Transcrire une source vocale

L'API Video Intelligence peut transcrire une source vocale en texte à partir des types de fichiers vidéo compatibles.

Les fonctionnalités suivantes sont disponibles avec la transcription vocale de Video Intelligence :

  • Mots alternatifs : utilisez l'option maxAlternatives pour spécifier le nombre maximal d'options de traduction de texte reconnue à inclure dans la réponse. Cette valeur peut être un entier compris entre 1 et 30. La valeur par défaut est 1. L'API renvoie plusieurs transcriptions par ordre décroissant selon la valeur de confiance de la transcription. Les transcriptions alternatives n'incluent pas les entrées au niveau des mots.

  • Filtrage du contenu grossier : utilisez l'option filterProfanity pour filtrer les grossièretés connues dans les transcriptions. Les mots filtrés sont remplacés par leur caractère initial suivi d'une série d'astérisques. La valeur par défaut est "false" (inactif).

  • Conseils de transcription : utilisez l'option speechContexts pour fournir des expressions qui sont courantes ou au contraire inhabituelles dans vos sources audio. Ces expressions sont ensuite utilisées pour aider le service à générer des transcriptions plus précises. Vous devez fournir les conseils de transcription sous la forme d'objets SpeechContext.

  • Sélection de pistes audio : utilisez l'option audioTracks pour spécifier les pistes à transcrire à partir des fichiers audio multipistes. Cette valeur peut être un entier compris entre 0 et 2. La valeur par défaut est de 0.

  • Ponctuation automatique : utilisez l'option enableAutomaticPunctuation pour inclure automatiquement la ponctuation dans le texte transcrit. La valeur par défaut est "false" (inactif).

  • Plusieurs locuteurs : utilisez l'option enableSpeakerDiarization pour identifier différents locuteurs dans une vidéo. Dans la réponse, chaque mot reconnu inclut un champ speakerTag qui identifie le locuteur auquel le mot reconnu est attribué.

Effectuer une requête de transcription vocale pour une vidéo

Protocole

Pour effectuer une transcription vocale, envoyez une requête POST au point de terminaison v1/videos:annotate.

L'exemple suivant utilise la commande gcloud auth application-default print-access-token pour obtenir un jeton d'accès à un compte de service configuré pour le projet à l'aide du SDK Cloud de Google Cloud Platform. Pour obtenir des instructions sur l'installation du SDK Cloud et sur la configuration d'un projet avec un compte de service, consultez la page Démarrage rapide.

curl -X POST \
     -H "Authorization: Bearer "$(gcloud auth application-default print-access-token) \
     -H "Content-Type: application/json; charset=utf-8" \
     --data "{
      'inputUri': 'gs://bucket-name-123/sample-video-short.mp4',
      'features': ['SPEECH_TRANSCRIPTION'],
      'videoContext': {
        'speechTranscriptionConfig': {
          'languageCode': 'en-US',
          'enableAutomaticPunctuation': true,
          'filterProfanity':  true
        }
      }
    }" "https://videointelligence.googleapis.com/v1/videos:annotate"

Un ID d'opération est renvoyé :

{
  "name": "us-east1.12938669590037241992"
}

Pour récupérer les résultats de l'opération, remplacez NAME dans la commande ci-dessous par la valeur name indiquée dans la réponse que vous venez de recevoir :

curl -X GET -H "Content-Type: application/json" -H \
"Authorization: Bearer  $(gcloud auth application-default print-access-token)" \
"https://videointelligence.googleapis.com/v1/operations/NAME"

**DONNÉES FOURNIES:**
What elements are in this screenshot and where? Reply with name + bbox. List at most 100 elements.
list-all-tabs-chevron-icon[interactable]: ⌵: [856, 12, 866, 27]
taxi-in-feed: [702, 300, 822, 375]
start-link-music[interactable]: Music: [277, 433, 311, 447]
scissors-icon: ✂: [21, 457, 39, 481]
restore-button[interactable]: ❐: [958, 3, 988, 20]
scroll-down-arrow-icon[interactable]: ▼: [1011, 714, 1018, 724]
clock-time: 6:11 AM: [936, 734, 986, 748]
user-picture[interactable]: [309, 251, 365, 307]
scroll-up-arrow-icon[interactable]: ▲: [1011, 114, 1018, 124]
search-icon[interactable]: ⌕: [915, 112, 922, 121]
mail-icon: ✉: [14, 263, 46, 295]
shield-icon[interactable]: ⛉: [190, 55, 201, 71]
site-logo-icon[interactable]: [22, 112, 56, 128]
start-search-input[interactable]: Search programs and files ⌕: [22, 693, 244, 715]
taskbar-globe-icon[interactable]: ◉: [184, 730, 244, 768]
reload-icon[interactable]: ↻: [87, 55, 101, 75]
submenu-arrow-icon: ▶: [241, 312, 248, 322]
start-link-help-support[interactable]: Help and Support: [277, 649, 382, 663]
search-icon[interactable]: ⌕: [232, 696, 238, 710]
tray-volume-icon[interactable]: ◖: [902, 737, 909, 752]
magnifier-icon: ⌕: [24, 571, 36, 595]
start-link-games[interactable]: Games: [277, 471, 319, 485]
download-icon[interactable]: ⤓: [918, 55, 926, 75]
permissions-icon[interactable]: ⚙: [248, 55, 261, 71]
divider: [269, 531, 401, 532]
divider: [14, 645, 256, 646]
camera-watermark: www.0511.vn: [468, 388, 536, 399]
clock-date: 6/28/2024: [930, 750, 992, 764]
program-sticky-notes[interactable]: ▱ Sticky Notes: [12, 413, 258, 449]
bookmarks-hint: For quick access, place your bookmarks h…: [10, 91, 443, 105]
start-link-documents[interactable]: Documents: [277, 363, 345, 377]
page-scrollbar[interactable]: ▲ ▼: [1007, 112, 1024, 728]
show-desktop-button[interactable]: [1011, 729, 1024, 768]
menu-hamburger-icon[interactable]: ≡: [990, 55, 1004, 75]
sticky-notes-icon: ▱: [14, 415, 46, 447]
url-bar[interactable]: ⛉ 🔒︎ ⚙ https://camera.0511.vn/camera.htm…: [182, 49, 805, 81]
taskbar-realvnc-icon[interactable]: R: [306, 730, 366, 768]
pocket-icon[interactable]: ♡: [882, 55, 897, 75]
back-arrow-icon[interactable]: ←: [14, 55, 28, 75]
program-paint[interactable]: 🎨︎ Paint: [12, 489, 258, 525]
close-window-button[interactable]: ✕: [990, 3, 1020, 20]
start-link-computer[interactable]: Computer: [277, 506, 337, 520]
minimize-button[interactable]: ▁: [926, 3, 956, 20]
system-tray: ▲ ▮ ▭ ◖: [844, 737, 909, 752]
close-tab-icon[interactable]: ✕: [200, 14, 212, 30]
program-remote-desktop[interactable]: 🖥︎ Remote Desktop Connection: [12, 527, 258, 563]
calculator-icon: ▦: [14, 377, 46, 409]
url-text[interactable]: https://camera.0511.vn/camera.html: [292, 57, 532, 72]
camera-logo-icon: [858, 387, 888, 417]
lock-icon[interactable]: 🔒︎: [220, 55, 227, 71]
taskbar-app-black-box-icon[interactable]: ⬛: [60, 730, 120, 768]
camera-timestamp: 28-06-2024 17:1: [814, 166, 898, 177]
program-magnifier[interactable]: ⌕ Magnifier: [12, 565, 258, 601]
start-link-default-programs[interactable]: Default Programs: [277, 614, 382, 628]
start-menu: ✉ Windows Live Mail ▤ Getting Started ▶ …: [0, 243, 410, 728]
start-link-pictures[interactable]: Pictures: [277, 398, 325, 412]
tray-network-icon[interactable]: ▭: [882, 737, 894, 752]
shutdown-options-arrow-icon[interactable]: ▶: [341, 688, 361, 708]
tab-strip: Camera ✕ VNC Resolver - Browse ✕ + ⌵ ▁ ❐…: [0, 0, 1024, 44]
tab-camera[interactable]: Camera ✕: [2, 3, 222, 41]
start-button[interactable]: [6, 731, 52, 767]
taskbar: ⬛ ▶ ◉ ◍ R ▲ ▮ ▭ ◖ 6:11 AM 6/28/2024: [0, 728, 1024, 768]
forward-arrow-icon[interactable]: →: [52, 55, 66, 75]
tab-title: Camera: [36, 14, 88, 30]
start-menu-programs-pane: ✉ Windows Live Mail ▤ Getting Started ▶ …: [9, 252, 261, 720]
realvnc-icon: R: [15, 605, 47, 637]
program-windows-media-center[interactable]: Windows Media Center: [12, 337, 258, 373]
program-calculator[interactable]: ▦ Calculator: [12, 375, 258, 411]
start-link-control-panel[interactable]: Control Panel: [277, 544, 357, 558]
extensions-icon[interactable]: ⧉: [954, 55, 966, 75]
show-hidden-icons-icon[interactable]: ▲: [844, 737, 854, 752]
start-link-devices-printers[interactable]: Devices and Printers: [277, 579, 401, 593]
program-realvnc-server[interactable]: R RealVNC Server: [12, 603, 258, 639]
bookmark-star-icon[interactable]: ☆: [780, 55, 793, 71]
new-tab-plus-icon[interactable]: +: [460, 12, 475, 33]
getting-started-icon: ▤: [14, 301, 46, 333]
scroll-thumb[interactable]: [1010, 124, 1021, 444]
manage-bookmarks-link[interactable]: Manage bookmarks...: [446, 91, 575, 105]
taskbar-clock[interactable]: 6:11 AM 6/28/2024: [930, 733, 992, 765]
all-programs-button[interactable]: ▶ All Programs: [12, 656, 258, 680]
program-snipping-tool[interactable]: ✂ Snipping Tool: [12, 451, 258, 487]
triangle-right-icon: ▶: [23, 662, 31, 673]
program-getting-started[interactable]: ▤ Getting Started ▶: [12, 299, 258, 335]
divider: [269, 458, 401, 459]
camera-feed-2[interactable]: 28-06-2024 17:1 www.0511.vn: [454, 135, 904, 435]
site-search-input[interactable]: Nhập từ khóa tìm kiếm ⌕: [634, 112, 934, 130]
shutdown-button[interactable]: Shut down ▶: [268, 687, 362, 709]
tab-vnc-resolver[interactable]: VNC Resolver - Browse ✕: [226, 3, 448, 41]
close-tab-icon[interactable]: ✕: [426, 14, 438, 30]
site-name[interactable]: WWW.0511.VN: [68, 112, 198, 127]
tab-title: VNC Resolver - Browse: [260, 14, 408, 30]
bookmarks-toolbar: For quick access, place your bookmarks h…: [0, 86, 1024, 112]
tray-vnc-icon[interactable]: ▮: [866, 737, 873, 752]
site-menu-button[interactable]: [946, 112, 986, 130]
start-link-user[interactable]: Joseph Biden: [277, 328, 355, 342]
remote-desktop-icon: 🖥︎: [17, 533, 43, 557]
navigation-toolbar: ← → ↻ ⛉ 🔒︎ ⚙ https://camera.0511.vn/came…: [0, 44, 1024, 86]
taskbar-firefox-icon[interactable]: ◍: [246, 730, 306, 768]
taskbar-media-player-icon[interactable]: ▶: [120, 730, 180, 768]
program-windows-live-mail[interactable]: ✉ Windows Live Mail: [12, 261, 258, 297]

**TRAVAIL DEMANDÉ:**
A) Répondez à ces questions sur la page consacrée à la transcription vocale :
(i) Entre quelles valeurs l'option maxAlternatives peut-elle être choisie ?
(ii) Par quoi les mots filtrés avec filterProfanity sont-ils remplacés ?
(iii) À quel point de terminaison faut-il envoyer la requête POST pour une transcription vocale ?
B) Poursuivez la page sur la transcription vocale juste après sa dernière commande.
Les entrées n'ont aucun lien avec le texte présenté.

**RÉPONSES ATTENDUES:**
A)
(i) Un entier compris entre 1 et 30.
(ii) Par leur caractère initial suivi d'une série d'astérisques.
(iii) Au point de terminaison v1/videos:annotate.

B)
Lorsque l'opération est terminée, le résultat se présente sous la forme suivante :

{
  "name": "us-east1.12938669590037241992",
  "metadata": {
    "@type": "type.googleapis.com/google.cloud.videointelligence.v1.AnnotateVideoProgress",
    "annotationProgress": [
      {
        "inputUri": "/bucket-name-123/sample-video-short.mp4",
        "progressPercent": 100,
        "startTime": "2018-04-09T15:19:38.919779Z",
        "updateTime": "2018-04-09T15:21:17.652470Z"
      }
    ]
  },
  "done": true,
  "response": {
    "@type": "type.googleapis.com/google.cloud.videointelligence.v1.AnnotateVideoResponse",
    "annotationResults": [
      {
        "speechTranscriptions": [
          {
            "alternatives": [
              {
                "transcript": "and laughing going to talk about is the video intelligence API how many of
you saw it at the keynote yesterday",
                "confidence": 0.8442509,
                "words": [
                  {
                    "startTime": "0.200s",
                    "endTime": "0.800s",
                    "word": "and"
                  },
                  {
                    "startTime": "0.800s",
                    "endTime": "1.100s",
                    "word": "laughing"
                  },
                  {
                    "startTime": "1.100s",
                    "endTime": "1.200s",
                    "word": "going"
                  },
      ...

C#

public static object TranscribeVideo(string uri)
{
    Console.WriteLine("Processing video for speech transcription.");

    var client = VideoIntelligenceServiceClient.Create();
    var request = new AnnotateVideoRequest
    {
        InputUri = uri,
        Features = { Feature.SpeechTranscription },
        VideoContext = new VideoContext
        {
            SpeechTranscriptionConfig = new SpeechTranscriptionConfig
            {
                LanguageCode = "en-US",
                EnableAutomaticPunctuation = true
            }
        },
    };
    var op = client.AnnotateVideo(request).PollUntilCompleted();

    // There is only one annotation result since only one video is
    // processed.
    var annotationResults = op.Result.AnnotationResults[0];
    foreach (var transcription in annotationResults.SpeechTranscriptions)
    {
        // The number of alternatives for each transcription is limited
        // by SpeechTranscriptionConfig.MaxAlternatives.
        // Each alternative is a different possible transcription
        // and has its own confidence score.
        foreach (var alternative in transcription.Alternatives)
        {
            Console.WriteLine("Alternative level information:");

            Console.WriteLine($"Transcript: {alternative.Transcript}");
            Console.WriteLine($"Confidence: {alternative.Confidence}");

            foreach (var wordInfo in alternative.Words)
            {
                Console.WriteLine($"\t{wordInfo.StartTime} - " +
                                  $"{wordInfo.EndTime}:" +
                                  $"{wordInfo.Word}");
            }
        }
    }

    return 0;
}

Go

func speechTranscription(w io.Writer, file string) error {
	ctx := context.Background()
	client, err := video.NewClient(ctx)
	if err != nil {
		return err
	}

	fileBytes, err := ioutil.ReadFile(file)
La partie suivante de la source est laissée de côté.